◆ EXERCISE DATA ◆

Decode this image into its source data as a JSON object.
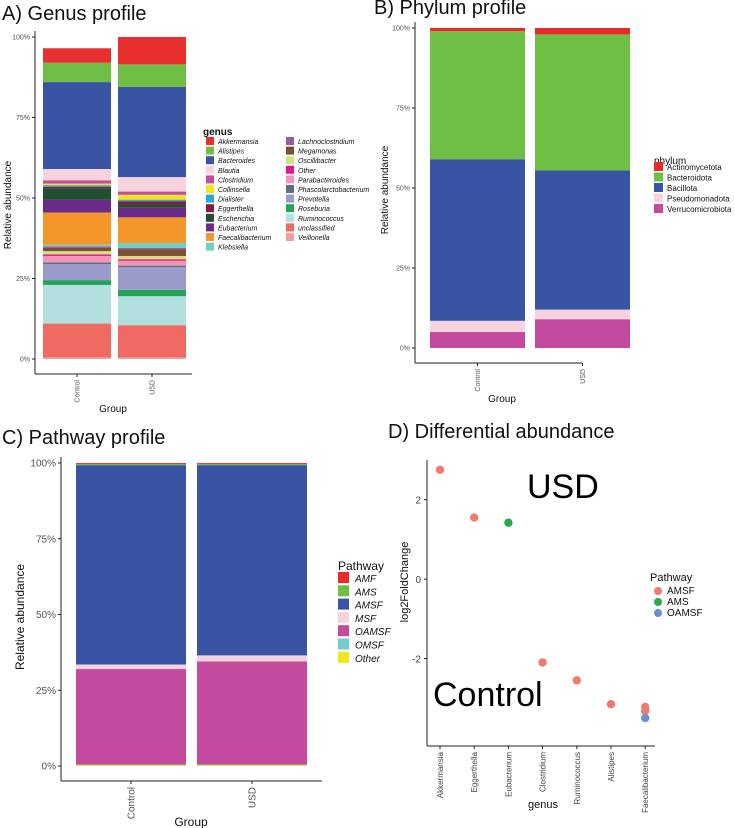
{
  "colors": {
    "Akkermansia": "#e83030",
    "Alistipes": "#6fbf44",
    "Bacteroides": "#3a54a4",
    "Blautia": "#f7d3dd",
    "Clostridium": "#c44a9f",
    "Collinsella": "#f2e51a",
    "Dialister": "#29a8df",
    "Eggerthella": "#8b1a3a",
    "Escherichia": "#214f2f",
    "Eubacterium": "#6a2a8a",
    "Faecalibacterium": "#f5962b",
    "Klebsiella": "#6fd1c2",
    "Lachnoclostridium": "#9a5aa0",
    "Megamonas": "#7a5030",
    "Oscillibacter": "#d4e27e",
    "Other": "#e0198a",
    "Parabacteroides": "#f296b8",
    "Phascolarctobacterium": "#5e6f80",
    "Prevotella": "#9b9bcb",
    "Roseburia": "#23a35a",
    "Ruminococcus": "#b1e0df",
    "unclassified": "#ef6a62",
    "Veillonella": "#f29f9f",
    "Actinomycetota": "#e82a2a",
    "Bacteroidota": "#6fbf44",
    "Bacillota": "#3a54a4",
    "Pseudomonadota": "#f7d3dd",
    "Verrucomicrobiota": "#c44a9f",
    "AMF": "#e82a2a",
    "AMS": "#6fbf44",
    "AMSF": "#3a54a4",
    "MSF": "#f7d3dd",
    "OAMSF": "#c44a9f",
    "OMSF": "#6fcfcf",
    "PathOther": "#f2e51a",
    "dAMSF": "#ef7a6e",
    "dAMS": "#2ca84a",
    "dOAMSF": "#6d8fd0"
  },
  "chart_data": [
    {
      "id": "genus",
      "type": "bar",
      "stacked": true,
      "title": "A) Genus profile",
      "xlabel": "Group",
      "ylabel": "Relative abundance",
      "categories": [
        "Control",
        "USD"
      ],
      "ylim": [
        0,
        1
      ],
      "yticks": [
        "0%",
        "25%",
        "50%",
        "75%",
        "100%"
      ],
      "legend_title": "genus",
      "legend_position": "right",
      "legend": [
        "Akkermansia",
        "Alistipes",
        "Bacteroides",
        "Blautia",
        "Clostridium",
        "Collinsella",
        "Dialister",
        "Eggerthella",
        "Escherichia",
        "Eubacterium",
        "Faecalibacterium",
        "Klebsiella",
        "Lachnoclostridium",
        "Megamonas",
        "Oscillibacter",
        "Other",
        "Parabacteroides",
        "Phascolarctobacterium",
        "Prevotella",
        "Roseburia",
        "Ruminococcus",
        "unclassified",
        "Veillonella"
      ],
      "series": [
        {
          "name": "Veillonella",
          "values": [
            0.005,
            0.005
          ]
        },
        {
          "name": "unclassified",
          "values": [
            0.105,
            0.1
          ]
        },
        {
          "name": "Ruminococcus",
          "values": [
            0.12,
            0.09
          ]
        },
        {
          "name": "Roseburia",
          "values": [
            0.015,
            0.02
          ]
        },
        {
          "name": "Prevotella",
          "values": [
            0.05,
            0.07
          ]
        },
        {
          "name": "Phascolarctobacterium",
          "values": [
            0.005,
            0.005
          ]
        },
        {
          "name": "Parabacteroides",
          "values": [
            0.02,
            0.015
          ]
        },
        {
          "name": "Other",
          "values": [
            0.005,
            0.005
          ]
        },
        {
          "name": "Oscillibacter",
          "values": [
            0.01,
            0.01
          ]
        },
        {
          "name": "Megamonas",
          "values": [
            0.01,
            0.02
          ]
        },
        {
          "name": "Lachnoclostridium",
          "values": [
            0.005,
            0.005
          ]
        },
        {
          "name": "Klebsiella",
          "values": [
            0.005,
            0.015
          ]
        },
        {
          "name": "Faecalibacterium",
          "values": [
            0.1,
            0.08
          ]
        },
        {
          "name": "Eubacterium",
          "values": [
            0.04,
            0.03
          ]
        },
        {
          "name": "Escherichia",
          "values": [
            0.035,
            0.01
          ]
        },
        {
          "name": "Eggerthella",
          "values": [
            0.005,
            0.01
          ]
        },
        {
          "name": "Dialister",
          "values": [
            0.005,
            0.005
          ]
        },
        {
          "name": "Collinsella",
          "values": [
            0.005,
            0.015
          ]
        },
        {
          "name": "Clostridium",
          "values": [
            0.01,
            0.01
          ]
        },
        {
          "name": "Blautia",
          "values": [
            0.035,
            0.045
          ]
        },
        {
          "name": "Bacteroides",
          "values": [
            0.27,
            0.28
          ]
        },
        {
          "name": "Alistipes",
          "values": [
            0.06,
            0.07
          ]
        },
        {
          "name": "Akkermansia",
          "values": [
            0.045,
            0.085
          ]
        }
      ]
    },
    {
      "id": "phylum",
      "type": "bar",
      "stacked": true,
      "title": "B) Phylum profile",
      "xlabel": "Group",
      "ylabel": "Relative abundance",
      "categories": [
        "Control",
        "USD"
      ],
      "ylim": [
        0,
        1
      ],
      "yticks": [
        "0%",
        "25%",
        "50%",
        "75%",
        "100%"
      ],
      "legend_title": "phylum",
      "legend_position": "right",
      "legend": [
        "Actinomycetota",
        "Bacteroidota",
        "Bacillota",
        "Pseudomonadota",
        "Verrucomicrobiota"
      ],
      "series": [
        {
          "name": "Verrucomicrobiota",
          "values": [
            0.05,
            0.09
          ]
        },
        {
          "name": "Pseudomonadota",
          "values": [
            0.035,
            0.03
          ]
        },
        {
          "name": "Bacillota",
          "values": [
            0.505,
            0.435
          ]
        },
        {
          "name": "Bacteroidota",
          "values": [
            0.4,
            0.425
          ]
        },
        {
          "name": "Actinomycetota",
          "values": [
            0.01,
            0.02
          ]
        }
      ]
    },
    {
      "id": "pathway",
      "type": "bar",
      "stacked": true,
      "title": "C) Pathway profile",
      "xlabel": "Group",
      "ylabel": "Relative abundance",
      "categories": [
        "Control",
        "USD"
      ],
      "ylim": [
        0,
        1
      ],
      "yticks": [
        "0%",
        "25%",
        "50%",
        "75%",
        "100%"
      ],
      "legend_title": "Pathway",
      "legend_position": "right",
      "legend": [
        "AMF",
        "AMS",
        "AMSF",
        "MSF",
        "OAMSF",
        "OMSF",
        "Other"
      ],
      "series": [
        {
          "name": "Other",
          "values": [
            0.003,
            0.003
          ]
        },
        {
          "name": "OMSF",
          "values": [
            0.002,
            0.002
          ]
        },
        {
          "name": "OAMSF",
          "values": [
            0.315,
            0.34
          ]
        },
        {
          "name": "MSF",
          "values": [
            0.015,
            0.02
          ]
        },
        {
          "name": "AMSF",
          "values": [
            0.658,
            0.628
          ]
        },
        {
          "name": "AMS",
          "values": [
            0.004,
            0.004
          ]
        },
        {
          "name": "AMF",
          "values": [
            0.003,
            0.003
          ]
        }
      ]
    },
    {
      "id": "diff",
      "type": "scatter",
      "title": "D) Differential abundance",
      "xlabel": "genus",
      "ylabel": "log2FoldChange",
      "categories": [
        "Akkermansia",
        "Eggerthella",
        "Eubacterium",
        "Clostridium",
        "Ruminococcus",
        "Alistipes",
        "Faecalibacterium"
      ],
      "ylim": [
        -3.8,
        3.0
      ],
      "yticks": [
        -2,
        0,
        2
      ],
      "legend_title": "Pathway",
      "legend_position": "right",
      "legend": [
        "AMSF",
        "AMS",
        "OAMSF"
      ],
      "annotations": [
        "USD",
        "Control"
      ],
      "points": [
        {
          "x": "Akkermansia",
          "y": 2.75,
          "pathway": "AMSF"
        },
        {
          "x": "Eggerthella",
          "y": 1.55,
          "pathway": "AMSF"
        },
        {
          "x": "Eubacterium",
          "y": 1.42,
          "pathway": "AMS"
        },
        {
          "x": "Clostridium",
          "y": -2.1,
          "pathway": "AMSF"
        },
        {
          "x": "Ruminococcus",
          "y": -2.55,
          "pathway": "AMSF"
        },
        {
          "x": "Alistipes",
          "y": -3.15,
          "pathway": "AMSF"
        },
        {
          "x": "Faecalibacterium",
          "y": -3.22,
          "pathway": "AMSF"
        },
        {
          "x": "Faecalibacterium",
          "y": -3.32,
          "pathway": "AMSF"
        },
        {
          "x": "Faecalibacterium",
          "y": -3.5,
          "pathway": "OAMSF"
        }
      ]
    }
  ]
}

◆ PROBLEM DETAILS ◆
Copy every line in the listing above where the string "Oscillibacter" turns up.

◆ ANSWER SECTION ◆
    "Oscillibacter": "#d4e27e",
        "Oscillibacter",
          "name": "Oscillibacter",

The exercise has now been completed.